**Records from a data source**
++++

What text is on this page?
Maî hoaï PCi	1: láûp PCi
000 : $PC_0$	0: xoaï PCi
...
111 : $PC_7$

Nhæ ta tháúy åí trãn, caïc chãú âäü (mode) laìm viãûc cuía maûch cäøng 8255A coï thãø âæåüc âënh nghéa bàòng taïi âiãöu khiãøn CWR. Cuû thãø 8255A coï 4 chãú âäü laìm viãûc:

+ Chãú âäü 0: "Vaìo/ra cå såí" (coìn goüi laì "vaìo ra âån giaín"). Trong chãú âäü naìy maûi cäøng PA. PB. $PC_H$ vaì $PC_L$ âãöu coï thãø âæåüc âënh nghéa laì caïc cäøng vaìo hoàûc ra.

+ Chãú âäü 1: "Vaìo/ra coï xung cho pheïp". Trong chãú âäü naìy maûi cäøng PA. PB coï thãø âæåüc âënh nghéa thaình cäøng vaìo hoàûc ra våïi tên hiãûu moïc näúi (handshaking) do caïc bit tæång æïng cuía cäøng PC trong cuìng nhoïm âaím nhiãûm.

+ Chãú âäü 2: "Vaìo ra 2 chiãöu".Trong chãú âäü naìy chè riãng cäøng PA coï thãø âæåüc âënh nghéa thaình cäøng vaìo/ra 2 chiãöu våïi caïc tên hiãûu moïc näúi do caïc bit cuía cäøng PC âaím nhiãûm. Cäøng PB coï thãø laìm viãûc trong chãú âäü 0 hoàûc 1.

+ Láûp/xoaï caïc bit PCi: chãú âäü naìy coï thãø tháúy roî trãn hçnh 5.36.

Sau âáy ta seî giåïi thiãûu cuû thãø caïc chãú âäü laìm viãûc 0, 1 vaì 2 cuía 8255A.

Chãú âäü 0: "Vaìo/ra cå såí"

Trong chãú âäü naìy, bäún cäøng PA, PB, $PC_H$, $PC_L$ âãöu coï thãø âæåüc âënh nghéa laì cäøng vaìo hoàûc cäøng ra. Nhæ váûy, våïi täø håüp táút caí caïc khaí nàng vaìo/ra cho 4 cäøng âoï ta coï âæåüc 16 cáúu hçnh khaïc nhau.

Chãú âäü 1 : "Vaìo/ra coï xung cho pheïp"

++++

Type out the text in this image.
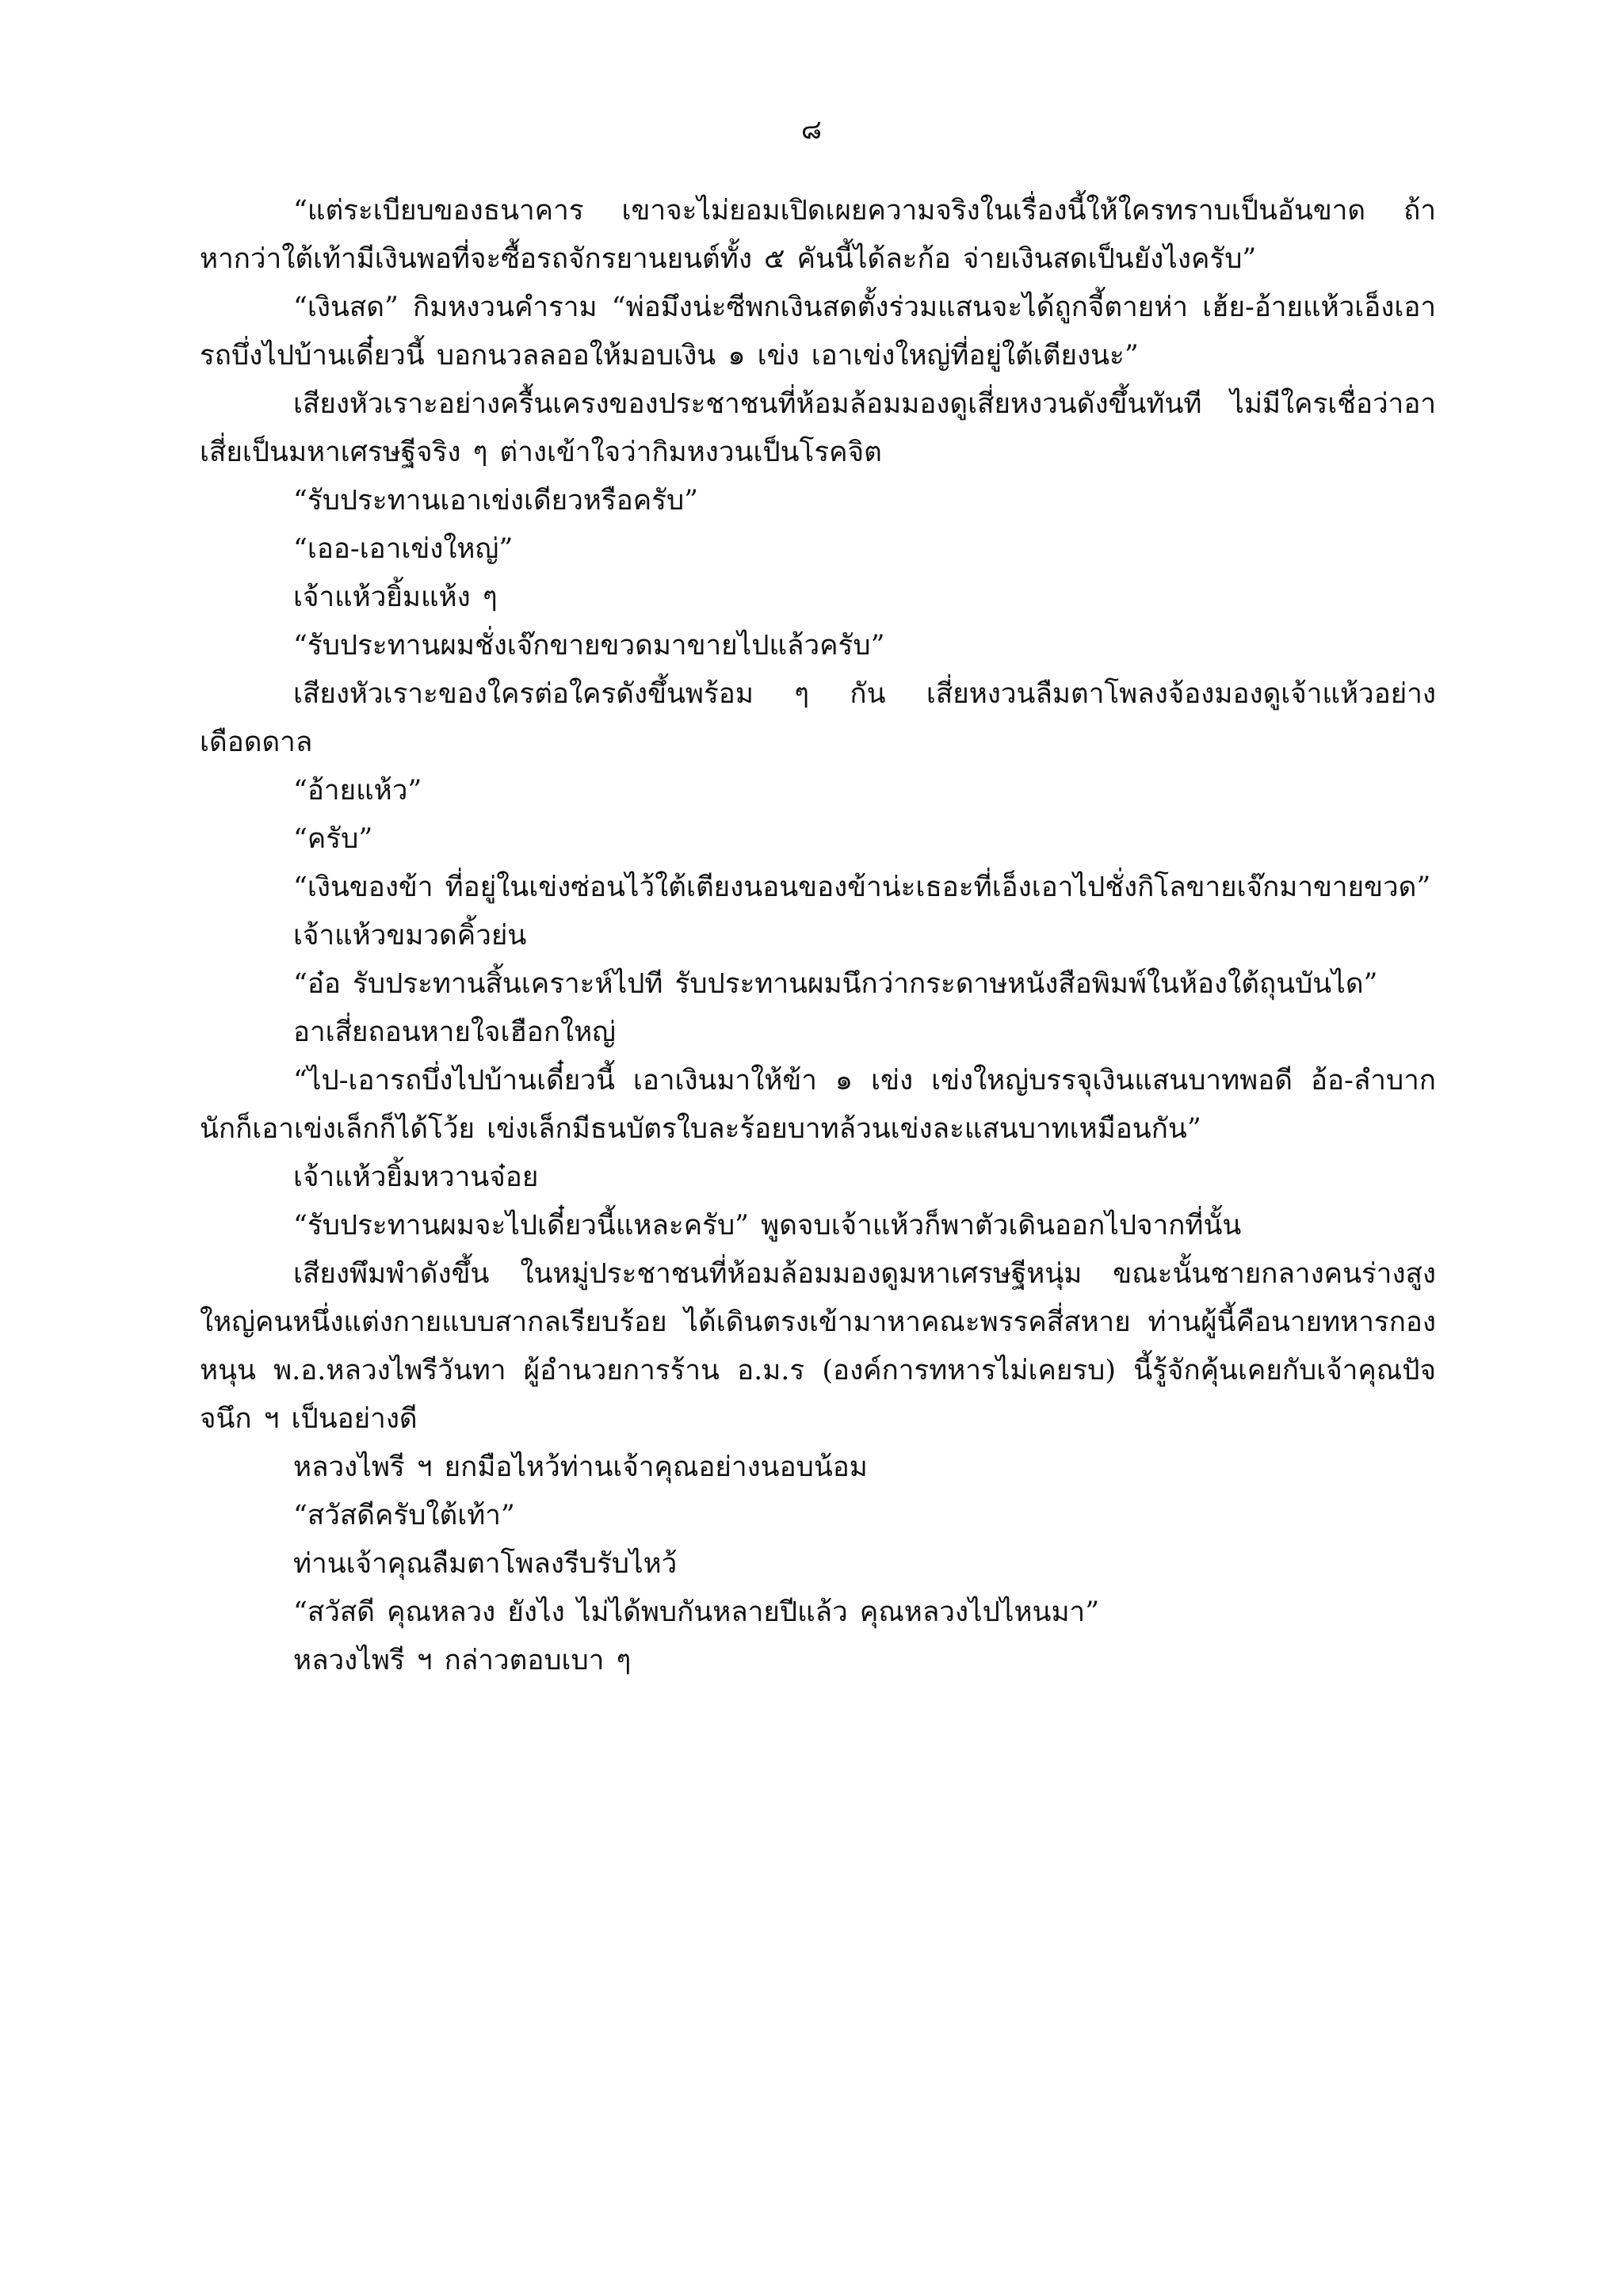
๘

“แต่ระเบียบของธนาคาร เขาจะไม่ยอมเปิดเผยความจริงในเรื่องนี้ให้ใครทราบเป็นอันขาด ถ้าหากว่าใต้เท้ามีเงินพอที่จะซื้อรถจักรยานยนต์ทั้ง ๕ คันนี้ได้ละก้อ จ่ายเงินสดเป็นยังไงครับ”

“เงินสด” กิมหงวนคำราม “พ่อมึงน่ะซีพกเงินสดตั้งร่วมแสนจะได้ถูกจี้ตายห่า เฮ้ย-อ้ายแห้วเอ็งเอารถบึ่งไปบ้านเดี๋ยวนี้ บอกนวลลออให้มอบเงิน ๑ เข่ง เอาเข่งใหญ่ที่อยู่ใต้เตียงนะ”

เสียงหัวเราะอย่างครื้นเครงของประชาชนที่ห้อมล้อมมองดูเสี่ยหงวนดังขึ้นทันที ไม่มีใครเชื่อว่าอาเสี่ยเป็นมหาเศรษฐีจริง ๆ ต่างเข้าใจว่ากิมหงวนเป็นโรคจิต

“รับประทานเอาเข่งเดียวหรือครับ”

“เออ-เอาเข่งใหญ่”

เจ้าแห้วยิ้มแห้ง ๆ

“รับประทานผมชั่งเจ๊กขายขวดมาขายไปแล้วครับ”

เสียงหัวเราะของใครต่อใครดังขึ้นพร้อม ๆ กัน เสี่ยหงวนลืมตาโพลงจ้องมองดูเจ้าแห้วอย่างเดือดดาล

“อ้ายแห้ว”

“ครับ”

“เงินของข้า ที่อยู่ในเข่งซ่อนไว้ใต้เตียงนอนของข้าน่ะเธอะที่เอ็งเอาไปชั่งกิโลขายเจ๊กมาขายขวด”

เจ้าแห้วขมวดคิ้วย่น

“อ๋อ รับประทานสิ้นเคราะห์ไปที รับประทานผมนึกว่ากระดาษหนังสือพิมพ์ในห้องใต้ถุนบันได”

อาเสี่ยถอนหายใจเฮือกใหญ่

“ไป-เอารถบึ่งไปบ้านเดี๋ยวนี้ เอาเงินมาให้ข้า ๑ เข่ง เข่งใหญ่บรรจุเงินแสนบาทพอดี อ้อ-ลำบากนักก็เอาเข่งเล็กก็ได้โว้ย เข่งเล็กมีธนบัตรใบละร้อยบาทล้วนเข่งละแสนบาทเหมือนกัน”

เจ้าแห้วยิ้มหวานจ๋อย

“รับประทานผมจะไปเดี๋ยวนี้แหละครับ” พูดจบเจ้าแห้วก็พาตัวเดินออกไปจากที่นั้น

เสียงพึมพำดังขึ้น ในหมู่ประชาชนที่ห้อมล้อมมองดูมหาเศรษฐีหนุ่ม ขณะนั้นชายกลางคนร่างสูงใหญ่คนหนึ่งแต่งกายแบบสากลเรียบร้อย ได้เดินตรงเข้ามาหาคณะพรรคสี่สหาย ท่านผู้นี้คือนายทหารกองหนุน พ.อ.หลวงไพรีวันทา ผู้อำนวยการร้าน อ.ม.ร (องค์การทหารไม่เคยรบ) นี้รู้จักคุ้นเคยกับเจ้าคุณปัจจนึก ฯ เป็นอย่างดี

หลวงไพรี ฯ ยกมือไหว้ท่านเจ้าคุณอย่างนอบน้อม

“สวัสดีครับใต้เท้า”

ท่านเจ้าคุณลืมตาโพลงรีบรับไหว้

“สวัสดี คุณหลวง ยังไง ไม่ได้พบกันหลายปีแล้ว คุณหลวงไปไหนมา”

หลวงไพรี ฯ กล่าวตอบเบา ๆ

++++

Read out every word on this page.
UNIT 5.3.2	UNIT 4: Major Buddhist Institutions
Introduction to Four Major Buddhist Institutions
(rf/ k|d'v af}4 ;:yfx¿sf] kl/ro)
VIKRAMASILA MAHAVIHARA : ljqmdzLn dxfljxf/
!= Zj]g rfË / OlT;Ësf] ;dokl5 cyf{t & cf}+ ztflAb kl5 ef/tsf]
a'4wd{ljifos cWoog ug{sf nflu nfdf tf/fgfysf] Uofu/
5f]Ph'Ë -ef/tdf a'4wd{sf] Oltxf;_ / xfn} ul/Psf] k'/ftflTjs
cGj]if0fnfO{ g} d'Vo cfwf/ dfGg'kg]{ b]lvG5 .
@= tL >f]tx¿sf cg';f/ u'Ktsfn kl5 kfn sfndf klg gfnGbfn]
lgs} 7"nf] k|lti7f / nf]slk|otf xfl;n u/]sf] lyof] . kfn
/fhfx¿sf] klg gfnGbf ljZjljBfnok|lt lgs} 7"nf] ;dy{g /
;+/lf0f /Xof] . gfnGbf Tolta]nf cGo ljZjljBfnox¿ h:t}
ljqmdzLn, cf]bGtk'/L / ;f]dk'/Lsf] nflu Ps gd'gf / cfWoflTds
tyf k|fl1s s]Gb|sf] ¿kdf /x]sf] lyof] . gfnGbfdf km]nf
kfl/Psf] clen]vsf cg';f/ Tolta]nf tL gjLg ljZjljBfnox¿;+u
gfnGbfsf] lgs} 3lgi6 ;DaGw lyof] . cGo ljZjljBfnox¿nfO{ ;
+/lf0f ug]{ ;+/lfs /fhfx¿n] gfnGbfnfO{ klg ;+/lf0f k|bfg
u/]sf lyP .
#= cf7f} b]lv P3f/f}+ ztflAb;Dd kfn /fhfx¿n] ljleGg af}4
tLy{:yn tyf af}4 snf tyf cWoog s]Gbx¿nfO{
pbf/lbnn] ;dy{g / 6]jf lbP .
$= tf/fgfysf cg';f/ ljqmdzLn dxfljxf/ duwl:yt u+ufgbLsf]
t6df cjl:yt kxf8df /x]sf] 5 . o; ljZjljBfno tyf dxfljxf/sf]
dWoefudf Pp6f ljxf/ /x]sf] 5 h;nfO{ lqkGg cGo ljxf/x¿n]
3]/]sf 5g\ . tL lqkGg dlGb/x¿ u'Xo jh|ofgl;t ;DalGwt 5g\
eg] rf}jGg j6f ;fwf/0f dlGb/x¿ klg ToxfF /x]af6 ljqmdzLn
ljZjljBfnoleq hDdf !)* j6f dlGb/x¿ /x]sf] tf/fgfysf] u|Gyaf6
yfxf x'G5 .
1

++++

**Aim**
Give only the number of lines in the records that contain the string "nflu".

**The reply**
2